> **Exercise goal**
Review the listing and copy each line that holds the word "Mirror".

Dataset excerpt:

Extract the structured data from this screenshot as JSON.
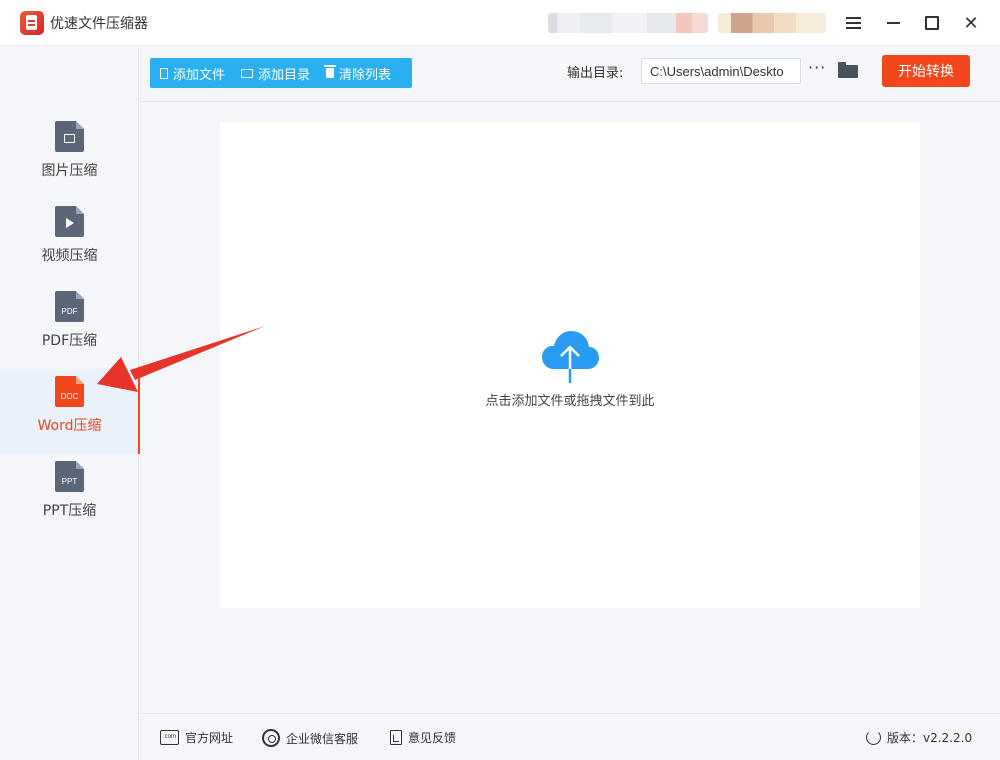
{
  "app": {
    "title": "优速文件压缩器"
  },
  "sidebar": {
    "items": [
      {
        "label": "图片压缩",
        "icon": "image-file-icon",
        "active": false
      },
      {
        "label": "视频压缩",
        "icon": "video-file-icon",
        "active": false
      },
      {
        "label": "PDF压缩",
        "icon": "pdf-file-icon",
        "icon_text": "PDF",
        "active": false
      },
      {
        "label": "Word压缩",
        "icon": "doc-file-icon",
        "icon_text": "DOC",
        "active": true
      },
      {
        "label": "PPT压缩",
        "icon": "ppt-file-icon",
        "icon_text": "PPT",
        "active": false
      }
    ]
  },
  "toolbar": {
    "add_file": "添加文件",
    "add_folder": "添加目录",
    "clear_list": "清除列表",
    "output_label": "输出目录:",
    "output_path": "C:\\Users\\admin\\Deskto",
    "more": "···",
    "start": "开始转换"
  },
  "dropzone": {
    "text": "点击添加文件或拖拽文件到此"
  },
  "footer": {
    "website": "官方网址",
    "website_icon_text": ".com",
    "wechat": "企业微信客服",
    "feedback": "意见反馈",
    "version": "版本：v2.2.2.0"
  },
  "colors": {
    "accent": "#f2461d",
    "toolbar_blue": "#2ab0f0",
    "cloud_blue": "#2a9bf2",
    "annotation_arrow": "#e8332a"
  }
}
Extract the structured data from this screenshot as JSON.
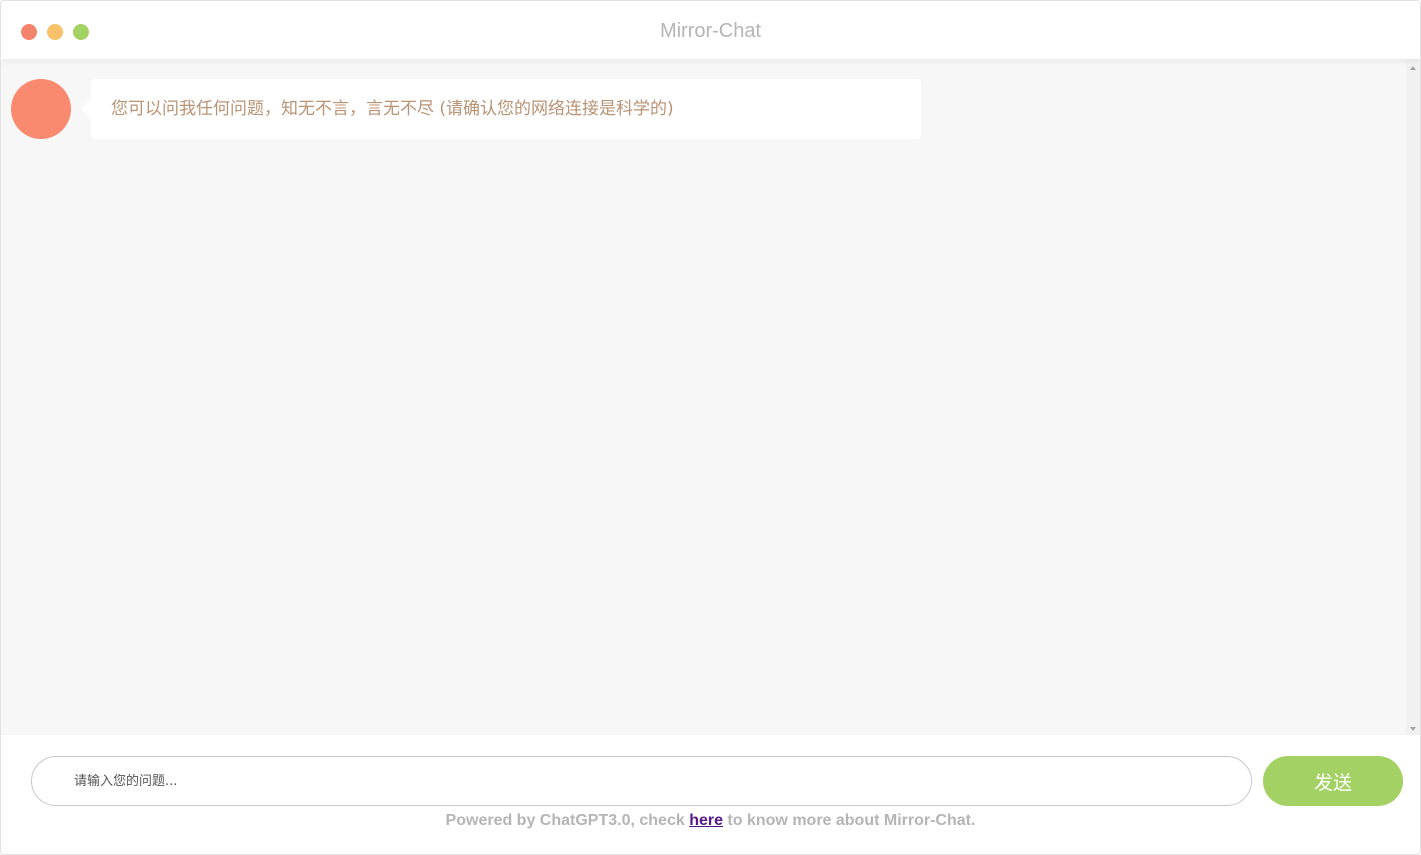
{
  "window": {
    "title": "Mirror-Chat",
    "controls": {
      "close_color": "#f3846b",
      "minimize_color": "#f8c168",
      "maximize_color": "#a3d164"
    }
  },
  "chat": {
    "messages": [
      {
        "role": "bot",
        "avatar_color": "#f98a70",
        "text": "您可以问我任何问题，知无不言，言无不尽 (请确认您的网络连接是科学的)",
        "text_color": "#b99374"
      }
    ]
  },
  "composer": {
    "placeholder": "请输入您的问题...",
    "value": "",
    "send_label": "发送",
    "send_color": "#a3d164"
  },
  "footer": {
    "prefix": "Powered by ChatGPT3.0, check ",
    "link_text": "here",
    "link_color": "#551a8b",
    "suffix": " to know more about Mirror-Chat."
  }
}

> **Exercise output**
    "title": "Mirror-Chat",
    "suffix": " to know more about Mirror-Chat."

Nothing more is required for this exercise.